**Directions:**
Give the number of lines below that contain "sinister", with no other output.

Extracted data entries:
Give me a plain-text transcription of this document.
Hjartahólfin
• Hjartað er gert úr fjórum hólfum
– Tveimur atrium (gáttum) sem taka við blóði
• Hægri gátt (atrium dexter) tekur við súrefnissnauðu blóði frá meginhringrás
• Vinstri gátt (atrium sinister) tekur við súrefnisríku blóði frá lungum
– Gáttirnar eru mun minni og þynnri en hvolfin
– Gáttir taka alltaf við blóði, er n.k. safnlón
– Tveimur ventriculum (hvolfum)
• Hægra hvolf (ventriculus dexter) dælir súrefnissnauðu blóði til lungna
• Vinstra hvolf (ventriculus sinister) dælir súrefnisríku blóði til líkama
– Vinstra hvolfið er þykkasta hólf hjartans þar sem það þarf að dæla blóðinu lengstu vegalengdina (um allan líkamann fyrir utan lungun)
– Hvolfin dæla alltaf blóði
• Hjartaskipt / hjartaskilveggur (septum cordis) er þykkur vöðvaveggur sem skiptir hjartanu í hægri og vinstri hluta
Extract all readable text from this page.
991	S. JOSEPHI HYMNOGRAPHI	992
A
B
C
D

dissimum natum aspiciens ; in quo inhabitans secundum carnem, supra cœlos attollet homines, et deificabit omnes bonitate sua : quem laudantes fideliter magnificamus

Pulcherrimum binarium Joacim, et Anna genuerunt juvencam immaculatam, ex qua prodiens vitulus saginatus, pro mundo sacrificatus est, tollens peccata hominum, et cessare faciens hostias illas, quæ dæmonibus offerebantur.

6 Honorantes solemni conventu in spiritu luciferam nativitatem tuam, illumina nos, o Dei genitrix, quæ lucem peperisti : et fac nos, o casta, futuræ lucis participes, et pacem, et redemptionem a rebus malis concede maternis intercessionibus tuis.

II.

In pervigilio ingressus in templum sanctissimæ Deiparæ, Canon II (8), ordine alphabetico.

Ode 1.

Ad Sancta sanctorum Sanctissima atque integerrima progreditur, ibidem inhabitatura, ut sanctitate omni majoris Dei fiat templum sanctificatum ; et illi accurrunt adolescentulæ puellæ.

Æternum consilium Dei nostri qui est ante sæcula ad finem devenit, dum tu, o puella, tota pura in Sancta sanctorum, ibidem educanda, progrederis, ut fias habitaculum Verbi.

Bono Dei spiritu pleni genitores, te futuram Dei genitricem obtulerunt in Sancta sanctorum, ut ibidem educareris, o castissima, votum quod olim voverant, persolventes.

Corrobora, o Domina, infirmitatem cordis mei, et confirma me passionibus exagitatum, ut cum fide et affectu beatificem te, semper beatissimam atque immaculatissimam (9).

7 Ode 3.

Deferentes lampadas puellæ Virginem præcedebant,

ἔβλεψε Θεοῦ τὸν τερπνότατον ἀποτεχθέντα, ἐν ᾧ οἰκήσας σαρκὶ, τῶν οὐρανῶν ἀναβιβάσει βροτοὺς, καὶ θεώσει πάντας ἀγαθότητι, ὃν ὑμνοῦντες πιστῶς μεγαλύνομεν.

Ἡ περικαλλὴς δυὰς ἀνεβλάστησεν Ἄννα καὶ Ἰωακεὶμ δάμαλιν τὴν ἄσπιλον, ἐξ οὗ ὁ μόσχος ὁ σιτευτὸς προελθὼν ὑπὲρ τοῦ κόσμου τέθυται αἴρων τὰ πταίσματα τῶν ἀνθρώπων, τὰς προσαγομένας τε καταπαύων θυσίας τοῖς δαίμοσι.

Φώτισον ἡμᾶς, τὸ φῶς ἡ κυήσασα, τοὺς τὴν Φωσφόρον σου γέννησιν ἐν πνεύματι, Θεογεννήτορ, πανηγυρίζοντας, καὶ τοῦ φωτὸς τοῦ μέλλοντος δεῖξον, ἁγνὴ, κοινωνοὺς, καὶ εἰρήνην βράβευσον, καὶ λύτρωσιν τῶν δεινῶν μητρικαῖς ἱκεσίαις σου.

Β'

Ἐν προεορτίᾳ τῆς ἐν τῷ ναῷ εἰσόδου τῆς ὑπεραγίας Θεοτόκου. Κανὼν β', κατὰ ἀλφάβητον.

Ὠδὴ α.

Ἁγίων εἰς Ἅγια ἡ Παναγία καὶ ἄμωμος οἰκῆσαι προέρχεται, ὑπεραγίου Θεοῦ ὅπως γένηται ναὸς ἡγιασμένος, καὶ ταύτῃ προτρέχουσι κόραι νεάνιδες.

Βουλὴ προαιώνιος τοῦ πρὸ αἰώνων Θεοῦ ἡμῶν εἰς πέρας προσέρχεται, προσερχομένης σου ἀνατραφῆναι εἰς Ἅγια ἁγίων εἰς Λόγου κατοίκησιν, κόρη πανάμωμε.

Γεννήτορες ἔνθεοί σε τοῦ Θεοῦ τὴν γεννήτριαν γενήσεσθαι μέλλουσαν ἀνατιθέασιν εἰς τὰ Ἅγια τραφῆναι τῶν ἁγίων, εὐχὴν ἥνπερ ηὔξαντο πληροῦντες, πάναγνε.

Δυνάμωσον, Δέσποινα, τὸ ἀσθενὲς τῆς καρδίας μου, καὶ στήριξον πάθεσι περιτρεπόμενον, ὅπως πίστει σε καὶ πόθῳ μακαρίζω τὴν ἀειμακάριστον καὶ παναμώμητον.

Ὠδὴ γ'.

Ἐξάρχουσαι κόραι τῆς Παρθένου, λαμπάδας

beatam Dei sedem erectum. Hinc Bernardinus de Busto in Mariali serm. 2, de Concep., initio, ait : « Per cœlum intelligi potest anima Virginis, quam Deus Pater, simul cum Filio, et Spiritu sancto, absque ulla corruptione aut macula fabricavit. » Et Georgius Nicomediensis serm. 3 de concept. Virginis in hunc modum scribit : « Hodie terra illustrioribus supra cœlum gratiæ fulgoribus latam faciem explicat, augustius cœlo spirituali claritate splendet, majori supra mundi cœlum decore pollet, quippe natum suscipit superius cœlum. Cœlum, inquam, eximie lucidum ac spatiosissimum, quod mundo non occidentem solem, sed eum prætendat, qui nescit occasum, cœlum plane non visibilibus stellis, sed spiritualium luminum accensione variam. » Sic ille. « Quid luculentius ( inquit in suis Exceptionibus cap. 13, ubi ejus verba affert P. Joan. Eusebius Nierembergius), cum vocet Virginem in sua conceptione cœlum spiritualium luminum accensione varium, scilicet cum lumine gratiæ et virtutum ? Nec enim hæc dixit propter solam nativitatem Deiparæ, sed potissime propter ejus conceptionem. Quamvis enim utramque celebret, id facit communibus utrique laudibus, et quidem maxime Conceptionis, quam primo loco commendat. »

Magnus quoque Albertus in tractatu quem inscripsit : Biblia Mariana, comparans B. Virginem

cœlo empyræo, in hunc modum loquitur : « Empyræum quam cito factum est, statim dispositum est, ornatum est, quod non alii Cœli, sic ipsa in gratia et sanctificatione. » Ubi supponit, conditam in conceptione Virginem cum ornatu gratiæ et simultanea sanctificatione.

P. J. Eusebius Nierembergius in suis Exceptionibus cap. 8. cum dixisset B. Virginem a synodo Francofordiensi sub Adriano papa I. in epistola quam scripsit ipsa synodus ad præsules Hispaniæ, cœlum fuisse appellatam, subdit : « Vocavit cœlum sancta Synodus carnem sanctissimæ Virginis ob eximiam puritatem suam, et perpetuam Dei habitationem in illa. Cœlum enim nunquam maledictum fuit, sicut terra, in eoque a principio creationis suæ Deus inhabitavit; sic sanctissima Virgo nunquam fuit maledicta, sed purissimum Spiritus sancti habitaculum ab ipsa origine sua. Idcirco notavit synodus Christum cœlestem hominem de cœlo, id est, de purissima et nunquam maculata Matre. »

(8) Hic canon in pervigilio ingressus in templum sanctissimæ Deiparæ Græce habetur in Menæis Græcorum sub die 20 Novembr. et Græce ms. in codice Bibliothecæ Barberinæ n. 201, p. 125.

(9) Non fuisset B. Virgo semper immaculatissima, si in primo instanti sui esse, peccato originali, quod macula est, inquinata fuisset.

**Exercise output:**
2